Task inputs:
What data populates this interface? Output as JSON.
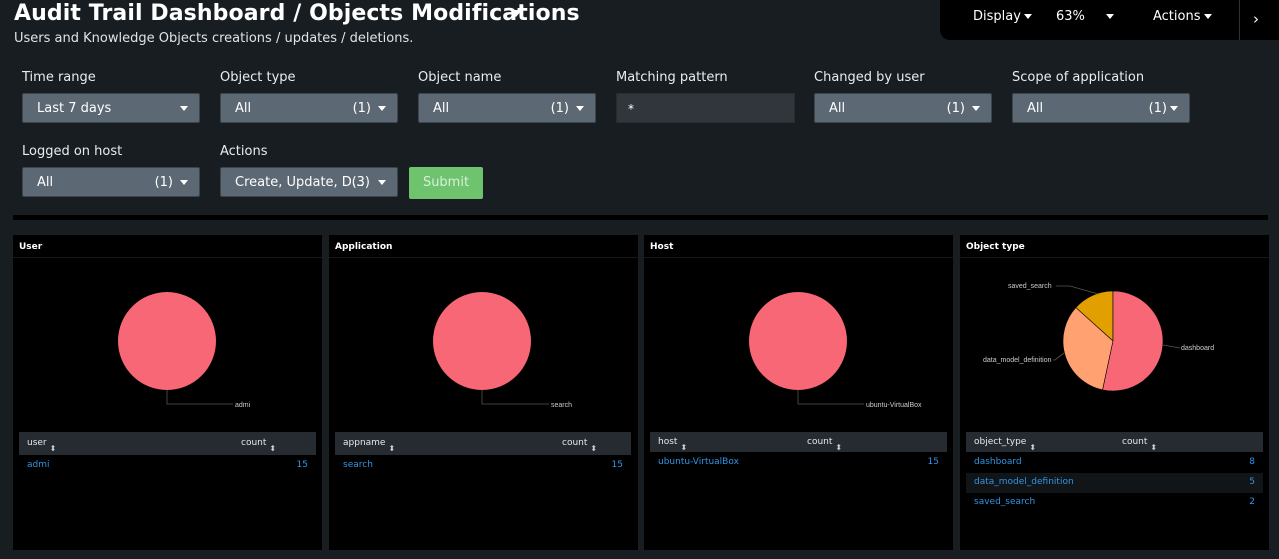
{
  "header": {
    "title": "Audit Trail Dashboard / Objects Modifications",
    "subtitle": "Users and Knowledge Objects creations / updates / deletions."
  },
  "toolbar": {
    "display": "Display",
    "zoom": "63%",
    "actions": "Actions"
  },
  "filters": {
    "time_range": {
      "label": "Time range",
      "value": "Last 7 days"
    },
    "object_type": {
      "label": "Object type",
      "value": "All",
      "count": "(1)"
    },
    "object_name": {
      "label": "Object name",
      "value": "All",
      "count": "(1)"
    },
    "matching_pattern": {
      "label": "Matching pattern",
      "value": "*"
    },
    "changed_by_user": {
      "label": "Changed by user",
      "value": "All",
      "count": "(1)"
    },
    "scope": {
      "label": "Scope of application",
      "value": "All",
      "count": "(1)"
    },
    "host": {
      "label": "Logged on host",
      "value": "All",
      "count": "(1)"
    },
    "actions": {
      "label": "Actions",
      "value": "Create, Update, D...",
      "count": "(3)"
    },
    "submit_label": "Submit"
  },
  "panels": {
    "user": {
      "title": "User",
      "columns": [
        "user",
        "count"
      ],
      "rows": [
        [
          "admi",
          "15"
        ]
      ]
    },
    "application": {
      "title": "Application",
      "columns": [
        "appname",
        "count"
      ],
      "rows": [
        [
          "search",
          "15"
        ]
      ]
    },
    "host": {
      "title": "Host",
      "columns": [
        "host",
        "count"
      ],
      "rows": [
        [
          "ubuntu-VirtualBox",
          "15"
        ]
      ]
    },
    "object_type": {
      "title": "Object type",
      "columns": [
        "object_type",
        "count"
      ],
      "rows": [
        [
          "dashboard",
          "8"
        ],
        [
          "data_model_definition",
          "5"
        ],
        [
          "saved_search",
          "2"
        ]
      ]
    }
  },
  "colors": {
    "pie_primary": "#f86775",
    "pie_secondary": "#ffa171",
    "pie_tertiary": "#e1a000",
    "link": "#2f95e8"
  },
  "chart_data": [
    {
      "type": "pie",
      "title": "User",
      "categories": [
        "admi"
      ],
      "values": [
        15
      ]
    },
    {
      "type": "pie",
      "title": "Application",
      "categories": [
        "search"
      ],
      "values": [
        15
      ]
    },
    {
      "type": "pie",
      "title": "Host",
      "categories": [
        "ubuntu-VirtualBox"
      ],
      "values": [
        15
      ]
    },
    {
      "type": "pie",
      "title": "Object type",
      "categories": [
        "dashboard",
        "data_model_definition",
        "saved_search"
      ],
      "values": [
        8,
        5,
        2
      ]
    }
  ]
}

Objective:
Print out the material word for word, omitting the pictures.

Response to the task:
What data populates this interface? Output as JSON.
{
  "header": {
    "title": "Audit Trail Dashboard / Objects Modifications",
    "subtitle": "Users and Knowledge Objects creations / updates / deletions."
  },
  "toolbar": {
    "display": "Display",
    "zoom": "63%",
    "actions": "Actions"
  },
  "filters": {
    "time_range": {
      "label": "Time range",
      "value": "Last 7 days"
    },
    "object_type": {
      "label": "Object type",
      "value": "All",
      "count": "(1)"
    },
    "object_name": {
      "label": "Object name",
      "value": "All",
      "count": "(1)"
    },
    "matching_pattern": {
      "label": "Matching pattern",
      "value": "*"
    },
    "changed_by_user": {
      "label": "Changed by user",
      "value": "All",
      "count": "(1)"
    },
    "scope": {
      "label": "Scope of application",
      "value": "All",
      "count": "(1)"
    },
    "host": {
      "label": "Logged on host",
      "value": "All",
      "count": "(1)"
    },
    "actions": {
      "label": "Actions",
      "value": "Create, Update, D...",
      "count": "(3)"
    },
    "submit_label": "Submit"
  },
  "panels": {
    "user": {
      "title": "User",
      "columns": [
        "user",
        "count"
      ],
      "rows": [
        [
          "admi",
          "15"
        ]
      ]
    },
    "application": {
      "title": "Application",
      "columns": [
        "appname",
        "count"
      ],
      "rows": [
        [
          "search",
          "15"
        ]
      ]
    },
    "host": {
      "title": "Host",
      "columns": [
        "host",
        "count"
      ],
      "rows": [
        [
          "ubuntu-VirtualBox",
          "15"
        ]
      ]
    },
    "object_type": {
      "title": "Object type",
      "columns": [
        "object_type",
        "count"
      ],
      "rows": [
        [
          "dashboard",
          "8"
        ],
        [
          "data_model_definition",
          "5"
        ],
        [
          "saved_search",
          "2"
        ]
      ]
    }
  },
  "colors": {
    "pie_primary": "#f86775",
    "pie_secondary": "#ffa171",
    "pie_tertiary": "#e1a000",
    "link": "#2f95e8"
  },
  "chart_data": [
    {
      "type": "pie",
      "title": "User",
      "categories": [
        "admi"
      ],
      "values": [
        15
      ]
    },
    {
      "type": "pie",
      "title": "Application",
      "categories": [
        "search"
      ],
      "values": [
        15
      ]
    },
    {
      "type": "pie",
      "title": "Host",
      "categories": [
        "ubuntu-VirtualBox"
      ],
      "values": [
        15
      ]
    },
    {
      "type": "pie",
      "title": "Object type",
      "categories": [
        "dashboard",
        "data_model_definition",
        "saved_search"
      ],
      "values": [
        8,
        5,
        2
      ]
    }
  ]
}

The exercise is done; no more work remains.